**Exercise directions**
Using the listing below, extract each line that has the word "Ratione" in it.

** START Record set **

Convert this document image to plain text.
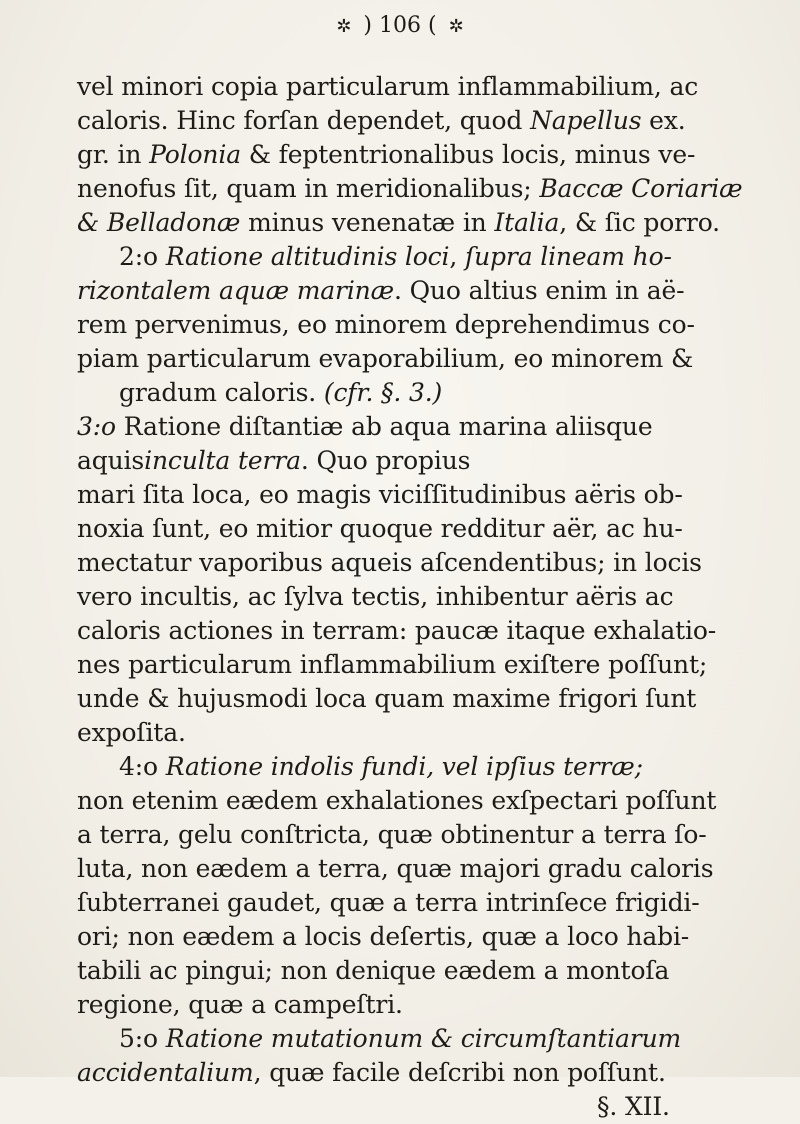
✲ ) 106 ( ✲
vel minori copia particularum inflammabilium, ac
caloris. Hinc forſan dependet, quod Napellus ex.
gr. in Polonia & feptentrionalibus locis, minus ve-
nenofus ſit, quam in meridionalibus; Baccæ Coriariæ
& Belladonæ minus venenatæ in Italia, & ſic porro.
2:o Ratione altitudinis loci, ſupra lineam ho-
rizontalem aquæ marinæ. Quo altius enim in aë-
rem pervenimus, eo minorem deprehendimus co-
piam particularum evaporabilium, eo minorem &
gradum caloris. (cfr. §. 3.)
3:o Ratione diſtantiæ ab aqua marina aliisque
aquisinculta terra. Quo propius
mari ſita loca, eo magis viciſſitudinibus aëris ob-
noxia ſunt, eo mitior quoque redditur aër, ac hu-
mectatur vaporibus aqueis aſcendentibus; in locis
vero incultis, ac ſylva tectis, inhibentur aëris ac
caloris actiones in terram: paucæ itaque exhalatio-
nes particularum inflammabilium exiſtere poſſunt;
unde & hujusmodi loca quam maxime frigori ſunt
expoſita.
4:o Ratione indolis fundi, vel ipſius terræ;
non etenim eædem exhalationes exſpectari poſſunt
a terra, gelu conſtricta, quæ obtinentur a terra ſo-
luta, non eædem a terra, quæ majori gradu caloris
ſubterranei gaudet, quæ a terra intrinſece frigidi-
ori; non eædem a locis deſertis, quæ a loco habi-
tabili ac pingui; non denique eædem a montoſa
regione, quæ a campeſtri.
5:o Ratione mutationum & circumſtantiarum
accidentalium, quæ facile deſcribi non poſſunt.
§. XII.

** END Record set **

**Result of this exercise**
2:o Ratione altitudinis loci, ſupra lineam ho-
3:o Ratione diſtantiæ ab aqua marina aliisque
4:o Ratione indolis fundi, vel ipſius terræ;
5:o Ratione mutationum & circumſtantiarum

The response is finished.